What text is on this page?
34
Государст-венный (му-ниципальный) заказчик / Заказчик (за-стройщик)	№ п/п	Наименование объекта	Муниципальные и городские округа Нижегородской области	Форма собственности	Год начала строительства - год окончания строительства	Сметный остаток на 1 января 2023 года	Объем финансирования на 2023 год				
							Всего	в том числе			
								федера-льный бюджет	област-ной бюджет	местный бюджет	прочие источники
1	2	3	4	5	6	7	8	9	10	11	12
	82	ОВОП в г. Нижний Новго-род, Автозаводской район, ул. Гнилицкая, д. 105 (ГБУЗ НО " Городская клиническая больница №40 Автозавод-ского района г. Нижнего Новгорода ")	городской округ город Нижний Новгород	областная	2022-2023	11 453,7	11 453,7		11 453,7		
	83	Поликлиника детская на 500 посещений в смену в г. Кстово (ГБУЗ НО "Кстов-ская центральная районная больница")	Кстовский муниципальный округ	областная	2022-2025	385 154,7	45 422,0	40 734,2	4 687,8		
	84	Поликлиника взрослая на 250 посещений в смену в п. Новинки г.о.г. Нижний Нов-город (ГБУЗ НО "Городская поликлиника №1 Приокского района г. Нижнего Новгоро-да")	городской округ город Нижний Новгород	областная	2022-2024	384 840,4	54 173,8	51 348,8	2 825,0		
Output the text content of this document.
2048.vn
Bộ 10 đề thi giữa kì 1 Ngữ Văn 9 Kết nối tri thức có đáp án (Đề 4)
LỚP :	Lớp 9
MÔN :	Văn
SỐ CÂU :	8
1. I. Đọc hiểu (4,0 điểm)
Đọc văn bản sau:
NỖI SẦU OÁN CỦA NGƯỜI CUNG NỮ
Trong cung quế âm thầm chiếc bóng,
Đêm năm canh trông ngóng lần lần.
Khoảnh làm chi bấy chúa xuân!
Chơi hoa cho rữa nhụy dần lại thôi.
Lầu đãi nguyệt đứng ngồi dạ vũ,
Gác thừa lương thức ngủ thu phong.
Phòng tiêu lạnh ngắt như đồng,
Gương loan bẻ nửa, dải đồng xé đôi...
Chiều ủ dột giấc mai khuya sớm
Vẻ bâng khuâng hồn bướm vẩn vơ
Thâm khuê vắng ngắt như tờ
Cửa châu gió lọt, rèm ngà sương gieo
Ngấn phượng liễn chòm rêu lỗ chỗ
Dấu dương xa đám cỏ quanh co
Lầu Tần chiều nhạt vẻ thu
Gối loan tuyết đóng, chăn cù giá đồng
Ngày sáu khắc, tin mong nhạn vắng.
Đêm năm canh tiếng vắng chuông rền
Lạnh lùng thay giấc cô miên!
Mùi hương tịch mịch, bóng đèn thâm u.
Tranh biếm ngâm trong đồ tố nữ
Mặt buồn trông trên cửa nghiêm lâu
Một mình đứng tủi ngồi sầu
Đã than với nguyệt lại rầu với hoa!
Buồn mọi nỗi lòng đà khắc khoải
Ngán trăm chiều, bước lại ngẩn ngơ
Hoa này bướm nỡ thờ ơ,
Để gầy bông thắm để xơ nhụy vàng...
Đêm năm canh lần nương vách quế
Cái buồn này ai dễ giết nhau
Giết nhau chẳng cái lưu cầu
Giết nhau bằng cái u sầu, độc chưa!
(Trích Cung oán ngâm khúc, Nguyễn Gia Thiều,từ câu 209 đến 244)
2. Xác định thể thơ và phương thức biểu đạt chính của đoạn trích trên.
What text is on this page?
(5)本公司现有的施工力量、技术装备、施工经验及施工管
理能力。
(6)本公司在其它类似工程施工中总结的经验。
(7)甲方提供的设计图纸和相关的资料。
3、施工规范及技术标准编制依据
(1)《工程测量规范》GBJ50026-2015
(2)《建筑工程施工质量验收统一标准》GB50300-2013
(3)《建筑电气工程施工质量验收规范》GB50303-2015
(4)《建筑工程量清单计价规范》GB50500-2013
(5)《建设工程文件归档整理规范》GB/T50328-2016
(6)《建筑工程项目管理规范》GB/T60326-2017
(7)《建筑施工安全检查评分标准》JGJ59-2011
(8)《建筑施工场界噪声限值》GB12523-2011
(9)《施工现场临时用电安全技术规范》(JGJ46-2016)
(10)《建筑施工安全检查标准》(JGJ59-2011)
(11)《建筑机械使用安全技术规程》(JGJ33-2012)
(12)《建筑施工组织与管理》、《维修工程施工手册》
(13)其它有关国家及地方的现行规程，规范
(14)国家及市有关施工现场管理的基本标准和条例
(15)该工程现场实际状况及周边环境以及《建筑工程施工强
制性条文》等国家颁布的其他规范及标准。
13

**Brief**
Give back the data above exactly as it appears.

**Result below**
What text is on this page?
34
Государст-венный (му-ниципальный) заказчик / Заказчик (за-стройщик)	№ п/п	Наименование объекта	Муниципальные и городские округа Нижегородской области	Форма собственности	Год начала строительства - год окончания строительства	Сметный остаток на 1 января 2023 года	Объем финансирования на 2023 год				
							Всего	в том числе			
								федера-льный бюджет	област-ной бюджет	местный бюджет	прочие источники
1	2	3	4	5	6	7	8	9	10	11	12
	82	ОВОП в г. Нижний Новго-род, Автозаводской район, ул. Гнилицкая, д. 105 (ГБУЗ НО " Городская клиническая больница №40 Автозавод-ского района г. Нижнего Новгорода ")	городской округ город Нижний Новгород	областная	2022-2023	11 453,7	11 453,7		11 453,7		
	83	Поликлиника детская на 500 посещений в смену в г. Кстово (ГБУЗ НО "Кстов-ская центральная районная больница")	Кстовский муниципальный округ	областная	2022-2025	385 154,7	45 422,0	40 734,2	4 687,8		
	84	Поликлиника взрослая на 250 посещений в смену в п. Новинки г.о.г. Нижний Нов-город (ГБУЗ НО "Городская поликлиника №1 Приокского района г. Нижнего Новгоро-да")	городской округ город Нижний Новгород	областная	2022-2024	384 840,4	54 173,8	51 348,8	2 825,0		
Output the text content of this document.
2048.vn
Bộ 10 đề thi giữa kì 1 Ngữ Văn 9 Kết nối tri thức có đáp án (Đề 4)
LỚP :	Lớp 9
MÔN :	Văn
SỐ CÂU :	8
1. I. Đọc hiểu (4,0 điểm)
Đọc văn bản sau:
NỖI SẦU OÁN CỦA NGƯỜI CUNG NỮ
Trong cung quế âm thầm chiếc bóng,
Đêm năm canh trông ngóng lần lần.
Khoảnh làm chi bấy chúa xuân!
Chơi hoa cho rữa nhụy dần lại thôi.
Lầu đãi nguyệt đứng ngồi dạ vũ,
Gác thừa lương thức ngủ thu phong.
Phòng tiêu lạnh ngắt như đồng,
Gương loan bẻ nửa, dải đồng xé đôi...
Chiều ủ dột giấc mai khuya sớm
Vẻ bâng khuâng hồn bướm vẩn vơ
Thâm khuê vắng ngắt như tờ
Cửa châu gió lọt, rèm ngà sương gieo
Ngấn phượng liễn chòm rêu lỗ chỗ
Dấu dương xa đám cỏ quanh co
Lầu Tần chiều nhạt vẻ thu
Gối loan tuyết đóng, chăn cù giá đồng
Ngày sáu khắc, tin mong nhạn vắng.
Đêm năm canh tiếng vắng chuông rền
Lạnh lùng thay giấc cô miên!
Mùi hương tịch mịch, bóng đèn thâm u.
Tranh biếm ngâm trong đồ tố nữ
Mặt buồn trông trên cửa nghiêm lâu
Một mình đứng tủi ngồi sầu
Đã than với nguyệt lại rầu với hoa!
Buồn mọi nỗi lòng đà khắc khoải
Ngán trăm chiều, bước lại ngẩn ngơ
Hoa này bướm nỡ thờ ơ,
Để gầy bông thắm để xơ nhụy vàng...
Đêm năm canh lần nương vách quế
Cái buồn này ai dễ giết nhau
Giết nhau chẳng cái lưu cầu
Giết nhau bằng cái u sầu, độc chưa!
(Trích Cung oán ngâm khúc, Nguyễn Gia Thiều,từ câu 209 đến 244)
2. Xác định thể thơ và phương thức biểu đạt chính của đoạn trích trên.
What text is on this page?
(5)本公司现有的施工力量、技术装备、施工经验及施工管
理能力。
(6)本公司在其它类似工程施工中总结的经验。
(7)甲方提供的设计图纸和相关的资料。
3、施工规范及技术标准编制依据
(1)《工程测量规范》GBJ50026-2015
(2)《建筑工程施工质量验收统一标准》GB50300-2013
(3)《建筑电气工程施工质量验收规范》GB50303-2015
(4)《建筑工程量清单计价规范》GB50500-2013
(5)《建设工程文件归档整理规范》GB/T50328-2016
(6)《建筑工程项目管理规范》GB/T60326-2017
(7)《建筑施工安全检查评分标准》JGJ59-2011
(8)《建筑施工场界噪声限值》GB12523-2011
(9)《施工现场临时用电安全技术规范》(JGJ46-2016)
(10)《建筑施工安全检查标准》(JGJ59-2011)
(11)《建筑机械使用安全技术规程》(JGJ33-2012)
(12)《建筑施工组织与管理》、《维修工程施工手册》
(13)其它有关国家及地方的现行规程，规范
(14)国家及市有关施工现场管理的基本标准和条例
(15)该工程现场实际状况及周边环境以及《建筑工程施工强
制性条文》等国家颁布的其他规范及标准。
13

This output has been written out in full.